## BEGIN Dataset rows
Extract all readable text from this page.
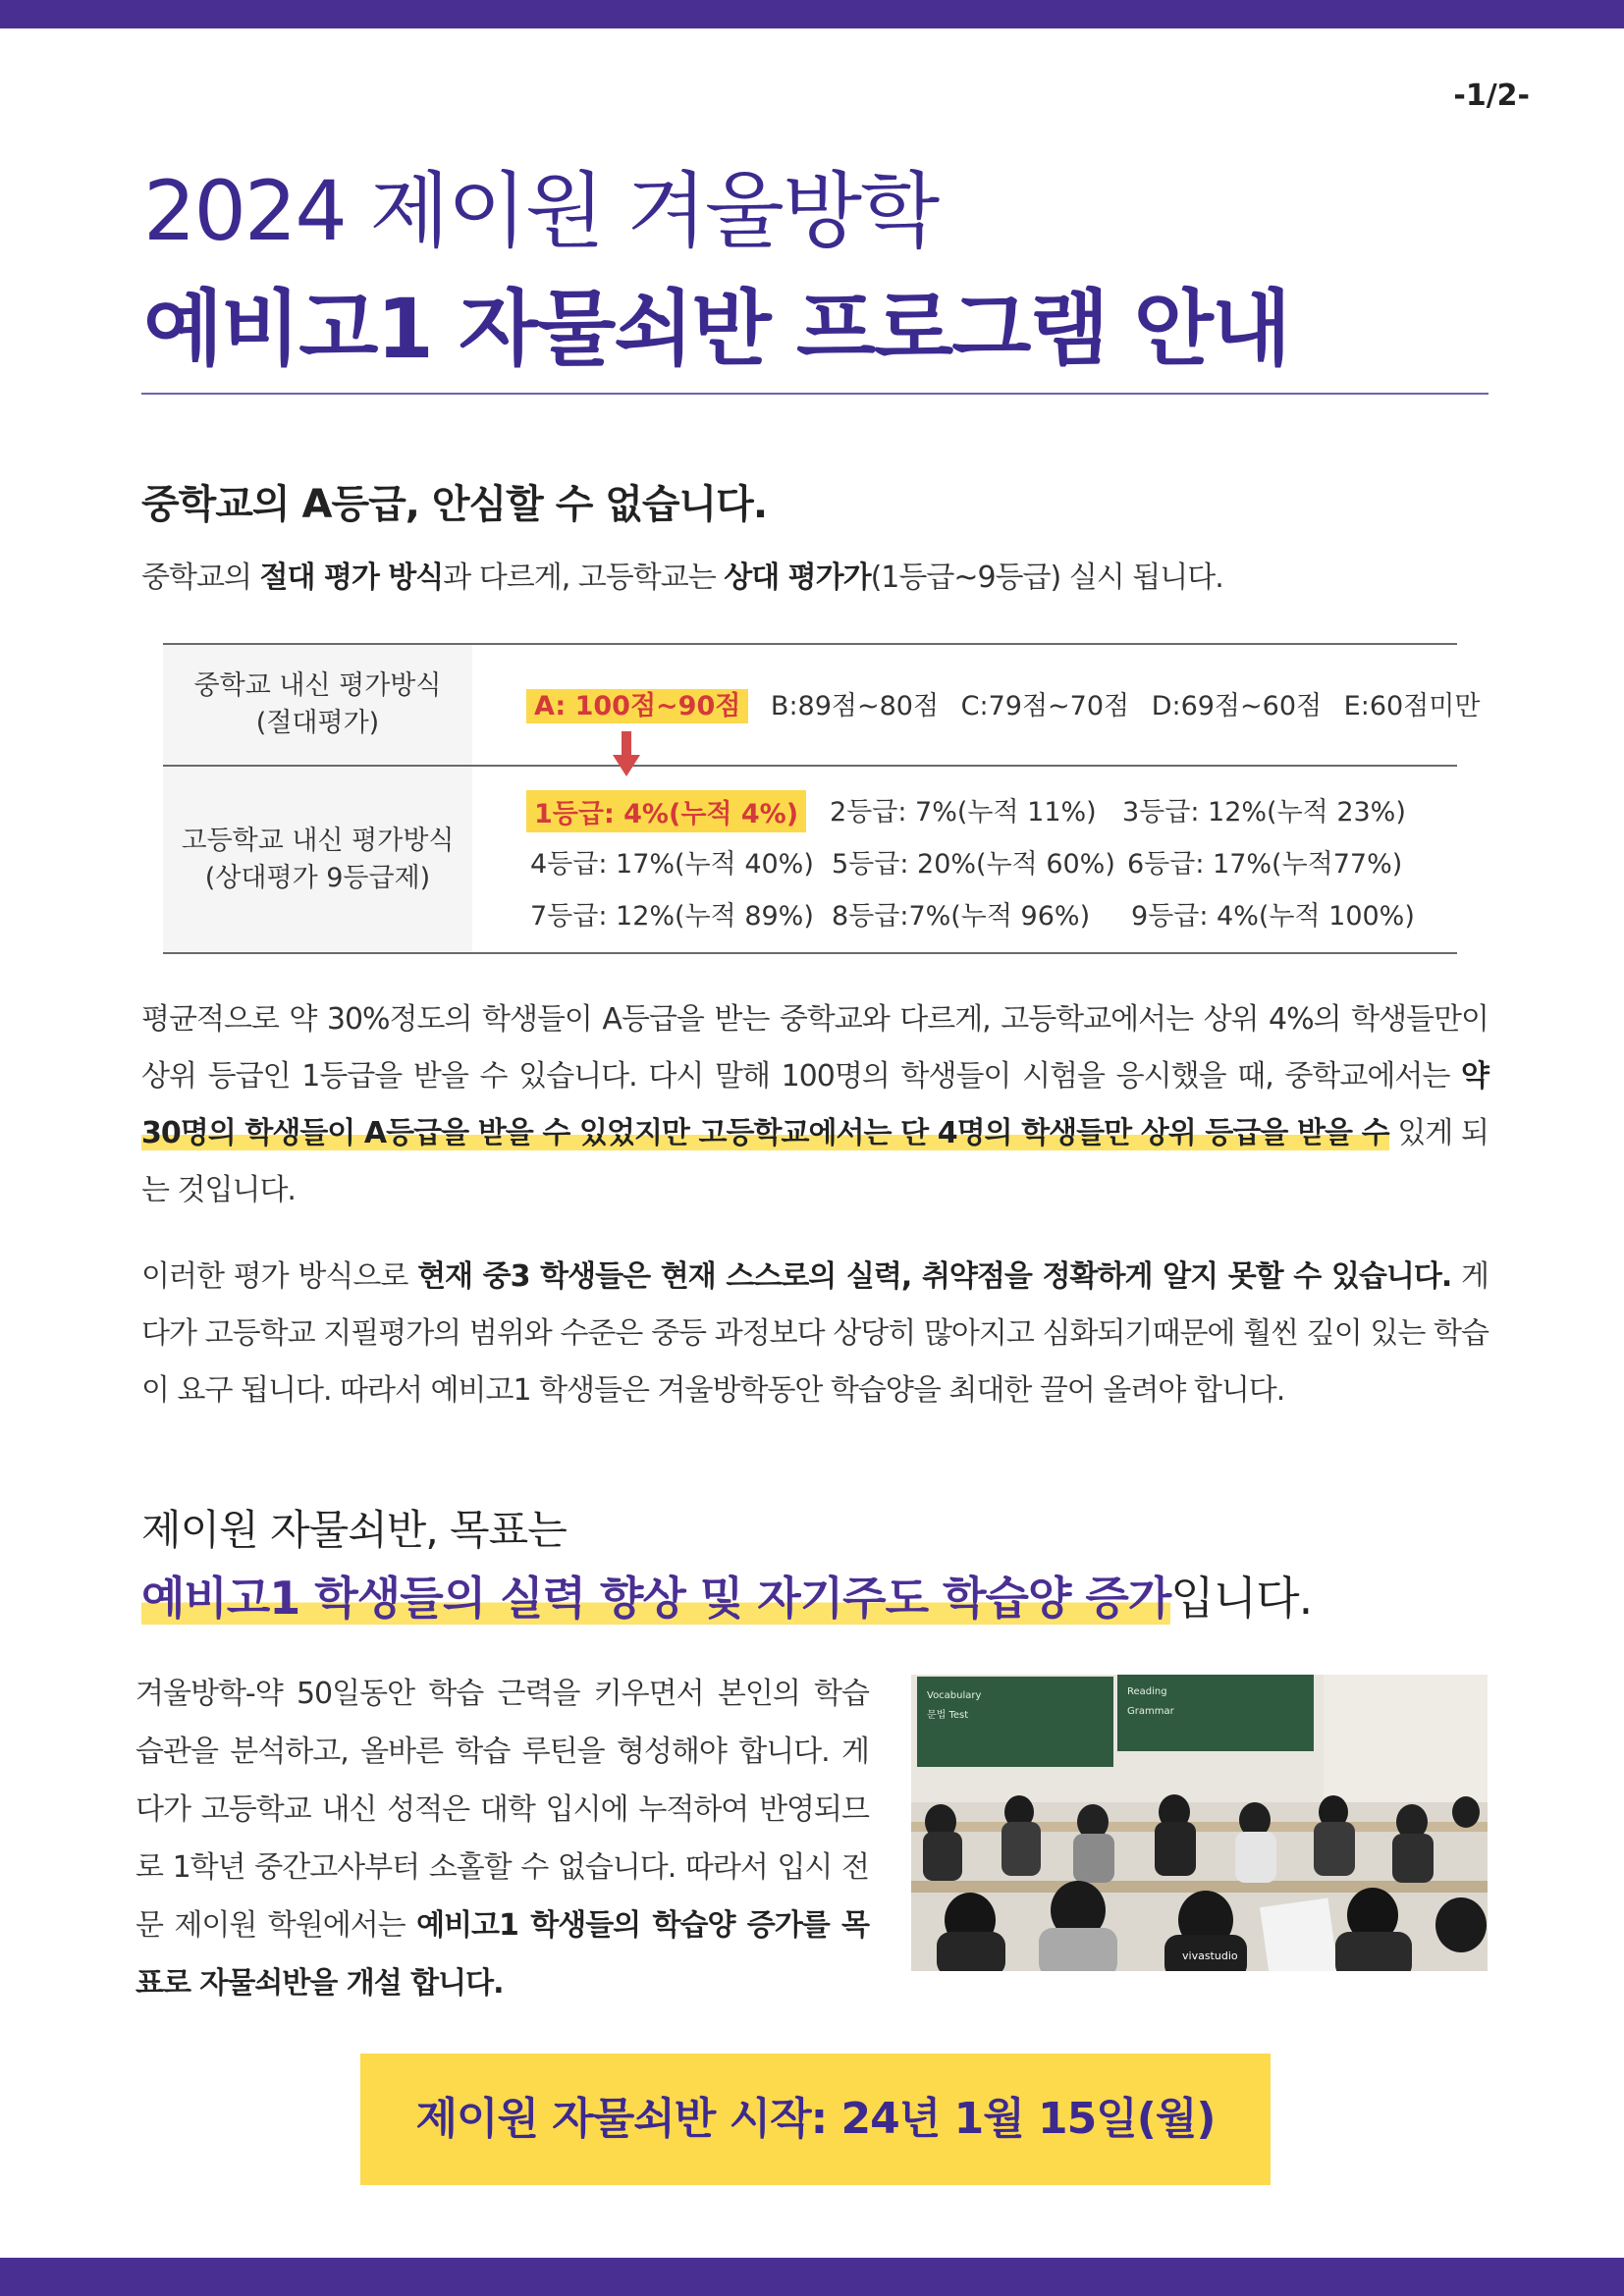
-1/2-
2024 제이원 겨울방학
예비고1 자물쇠반 프로그램 안내
중학교의 A등급, 안심할 수 없습니다.
중학교의 절대 평가 방식과 다르게, 고등학교는 상대 평가가(1등급~9등급) 실시 됩니다.
중학교 내신 평가방식
(절대평가)
고등학교 내신 평가방식
(상대평가 9등급제)
A: 100점~90점 B:89점~80점 C:79점~70점 D:69점~60점 E:60점미만
1등급: 4%(누적 4%) 2등급: 7%(누적 11%) 3등급: 12%(누적 23%)
4등급: 17%(누적 40%) 5등급: 20%(누적 60%) 6등급: 17%(누적77%)
7등급: 12%(누적 89%) 8등급:7%(누적 96%) 9등급: 4%(누적 100%)
평균적으로 약 30%정도의 학생들이 A등급을 받는 중학교와 다르게, 고등학교에서는 상위 4%의 학생들만이 상위 등급인 1등급을 받을 수 있습니다. 다시 말해 100명의 학생들이 시험을 응시했을 때, 중학교에서는 약 30명의 학생들이 A등급을 받을 수 있었지만 고등학교에서는 단 4명의 학생들만 상위 등급을 받을 수 있게 되는 것입니다.
이러한 평가 방식으로 현재 중3 학생들은 현재 스스로의 실력, 취약점을 정확하게 알지 못할 수 있습니다. 게다가 고등학교 지필평가의 범위와 수준은 중등 과정보다 상당히 많아지고 심화되기때문에 훨씬 깊이 있는 학습이 요구 됩니다. 따라서 예비고1 학생들은 겨울방학동안 학습양을 최대한 끌어 올려야 합니다.
제이원 자물쇠반, 목표는
예비고1 학생들의 실력 향상 및 자기주도 학습양 증가입니다.
겨울방학-약 50일동안 학습 근력을 키우면서 본인의 학습 습관을 분석하고, 올바른 학습 루틴을 형성해야 합니다. 게다가 고등학교 내신 성적은 대학 입시에 누적하여 반영되므로 1학년 중간고사부터 소홀할 수 없습니다. 따라서 입시 전문 제이원 학원에서는 예비고1 학생들의 학습양 증가를 목표로 자물쇠반을 개설 합니다.
Vocabulary
문법 Test
Reading
Grammar
vivastudio
제이원 자물쇠반 시작: 24년 1월 15일(월)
## END Dataset rows
Go through the material above and count the lines that include "중학교의". Give the number alone.

- Solution for this problem -
2